● Task brief
Below is a set of records; restate each one word for word.

##### Provided data

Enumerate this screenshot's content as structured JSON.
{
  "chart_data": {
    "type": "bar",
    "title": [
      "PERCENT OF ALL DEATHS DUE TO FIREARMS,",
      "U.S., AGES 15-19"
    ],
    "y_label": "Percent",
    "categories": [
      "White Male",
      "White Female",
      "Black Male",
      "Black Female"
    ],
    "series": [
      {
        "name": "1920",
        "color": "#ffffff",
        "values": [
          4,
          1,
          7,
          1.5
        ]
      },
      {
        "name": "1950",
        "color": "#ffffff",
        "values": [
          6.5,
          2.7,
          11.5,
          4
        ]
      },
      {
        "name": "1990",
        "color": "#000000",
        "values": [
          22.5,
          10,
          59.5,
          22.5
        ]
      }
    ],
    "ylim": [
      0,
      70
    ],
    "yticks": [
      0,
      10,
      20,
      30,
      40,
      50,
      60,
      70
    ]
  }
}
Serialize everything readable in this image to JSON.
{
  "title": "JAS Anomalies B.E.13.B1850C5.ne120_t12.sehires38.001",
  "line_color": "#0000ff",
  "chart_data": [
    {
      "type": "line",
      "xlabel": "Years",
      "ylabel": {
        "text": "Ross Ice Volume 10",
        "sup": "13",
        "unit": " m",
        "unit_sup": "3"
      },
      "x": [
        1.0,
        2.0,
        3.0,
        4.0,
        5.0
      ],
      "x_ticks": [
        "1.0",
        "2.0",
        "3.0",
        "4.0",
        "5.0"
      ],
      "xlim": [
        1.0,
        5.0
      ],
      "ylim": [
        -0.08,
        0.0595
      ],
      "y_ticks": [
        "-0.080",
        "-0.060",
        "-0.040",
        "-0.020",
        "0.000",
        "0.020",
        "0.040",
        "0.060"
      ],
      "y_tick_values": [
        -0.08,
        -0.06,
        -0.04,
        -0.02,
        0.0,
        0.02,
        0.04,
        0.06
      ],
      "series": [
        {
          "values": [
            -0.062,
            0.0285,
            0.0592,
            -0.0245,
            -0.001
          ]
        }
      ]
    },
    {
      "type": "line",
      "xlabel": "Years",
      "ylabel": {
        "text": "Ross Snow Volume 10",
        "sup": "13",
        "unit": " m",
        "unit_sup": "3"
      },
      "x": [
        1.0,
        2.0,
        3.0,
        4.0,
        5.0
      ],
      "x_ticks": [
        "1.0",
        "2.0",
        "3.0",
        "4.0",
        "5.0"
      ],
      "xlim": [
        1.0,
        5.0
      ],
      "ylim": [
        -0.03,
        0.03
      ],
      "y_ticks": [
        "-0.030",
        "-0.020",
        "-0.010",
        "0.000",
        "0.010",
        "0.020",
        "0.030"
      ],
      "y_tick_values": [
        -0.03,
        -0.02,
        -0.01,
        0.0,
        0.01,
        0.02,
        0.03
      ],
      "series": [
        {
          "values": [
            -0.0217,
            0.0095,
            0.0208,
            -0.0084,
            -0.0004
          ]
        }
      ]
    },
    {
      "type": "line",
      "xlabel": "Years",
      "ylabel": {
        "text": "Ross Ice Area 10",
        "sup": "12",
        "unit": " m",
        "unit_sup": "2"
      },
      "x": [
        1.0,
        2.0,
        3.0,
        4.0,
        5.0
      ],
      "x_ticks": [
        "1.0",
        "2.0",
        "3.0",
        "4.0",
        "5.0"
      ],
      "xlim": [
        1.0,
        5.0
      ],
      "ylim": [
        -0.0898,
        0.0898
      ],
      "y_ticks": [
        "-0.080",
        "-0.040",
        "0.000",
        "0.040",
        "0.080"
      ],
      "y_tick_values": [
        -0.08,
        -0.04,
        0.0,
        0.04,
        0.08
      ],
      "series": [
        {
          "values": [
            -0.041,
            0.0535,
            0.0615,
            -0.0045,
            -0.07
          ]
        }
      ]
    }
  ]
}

##########

● Solution for this exercise
Enumerate this screenshot's content as structured JSON.
{
  "chart_data": {
    "type": "bar",
    "title": [
      "PERCENT OF ALL DEATHS DUE TO FIREARMS,",
      "U.S., AGES 15-19"
    ],
    "y_label": "Percent",
    "categories": [
      "White Male",
      "White Female",
      "Black Male",
      "Black Female"
    ],
    "series": [
      {
        "name": "1920",
        "color": "#ffffff",
        "values": [
          4,
          1,
          7,
          1.5
        ]
      },
      {
        "name": "1950",
        "color": "#ffffff",
        "values": [
          6.5,
          2.7,
          11.5,
          4
        ]
      },
      {
        "name": "1990",
        "color": "#000000",
        "values": [
          22.5,
          10,
          59.5,
          22.5
        ]
      }
    ],
    "ylim": [
      0,
      70
    ],
    "yticks": [
      0,
      10,
      20,
      30,
      40,
      50,
      60,
      70
    ]
  }
}
Serialize everything readable in this image to JSON.
{
  "title": "JAS Anomalies B.E.13.B1850C5.ne120_t12.sehires38.001",
  "line_color": "#0000ff",
  "chart_data": [
    {
      "type": "line",
      "xlabel": "Years",
      "ylabel": {
        "text": "Ross Ice Volume 10",
        "sup": "13",
        "unit": " m",
        "unit_sup": "3"
      },
      "x": [
        1.0,
        2.0,
        3.0,
        4.0,
        5.0
      ],
      "x_ticks": [
        "1.0",
        "2.0",
        "3.0",
        "4.0",
        "5.0"
      ],
      "xlim": [
        1.0,
        5.0
      ],
      "ylim": [
        -0.08,
        0.0595
      ],
      "y_ticks": [
        "-0.080",
        "-0.060",
        "-0.040",
        "-0.020",
        "0.000",
        "0.020",
        "0.040",
        "0.060"
      ],
      "y_tick_values": [
        -0.08,
        -0.06,
        -0.04,
        -0.02,
        0.0,
        0.02,
        0.04,
        0.06
      ],
      "series": [
        {
          "values": [
            -0.062,
            0.0285,
            0.0592,
            -0.0245,
            -0.001
          ]
        }
      ]
    },
    {
      "type": "line",
      "xlabel": "Years",
      "ylabel": {
        "text": "Ross Snow Volume 10",
        "sup": "13",
        "unit": " m",
        "unit_sup": "3"
      },
      "x": [
        1.0,
        2.0,
        3.0,
        4.0,
        5.0
      ],
      "x_ticks": [
        "1.0",
        "2.0",
        "3.0",
        "4.0",
        "5.0"
      ],
      "xlim": [
        1.0,
        5.0
      ],
      "ylim": [
        -0.03,
        0.03
      ],
      "y_ticks": [
        "-0.030",
        "-0.020",
        "-0.010",
        "0.000",
        "0.010",
        "0.020",
        "0.030"
      ],
      "y_tick_values": [
        -0.03,
        -0.02,
        -0.01,
        0.0,
        0.01,
        0.02,
        0.03
      ],
      "series": [
        {
          "values": [
            -0.0217,
            0.0095,
            0.0208,
            -0.0084,
            -0.0004
          ]
        }
      ]
    },
    {
      "type": "line",
      "xlabel": "Years",
      "ylabel": {
        "text": "Ross Ice Area 10",
        "sup": "12",
        "unit": " m",
        "unit_sup": "2"
      },
      "x": [
        1.0,
        2.0,
        3.0,
        4.0,
        5.0
      ],
      "x_ticks": [
        "1.0",
        "2.0",
        "3.0",
        "4.0",
        "5.0"
      ],
      "xlim": [
        1.0,
        5.0
      ],
      "ylim": [
        -0.0898,
        0.0898
      ],
      "y_ticks": [
        "-0.080",
        "-0.040",
        "0.000",
        "0.040",
        "0.080"
      ],
      "y_tick_values": [
        -0.08,
        -0.04,
        0.0,
        0.04,
        0.08
      ],
      "series": [
        {
          "values": [
            -0.041,
            0.0535,
            0.0615,
            -0.0045,
            -0.07
          ]
        }
      ]
    }
  ]
}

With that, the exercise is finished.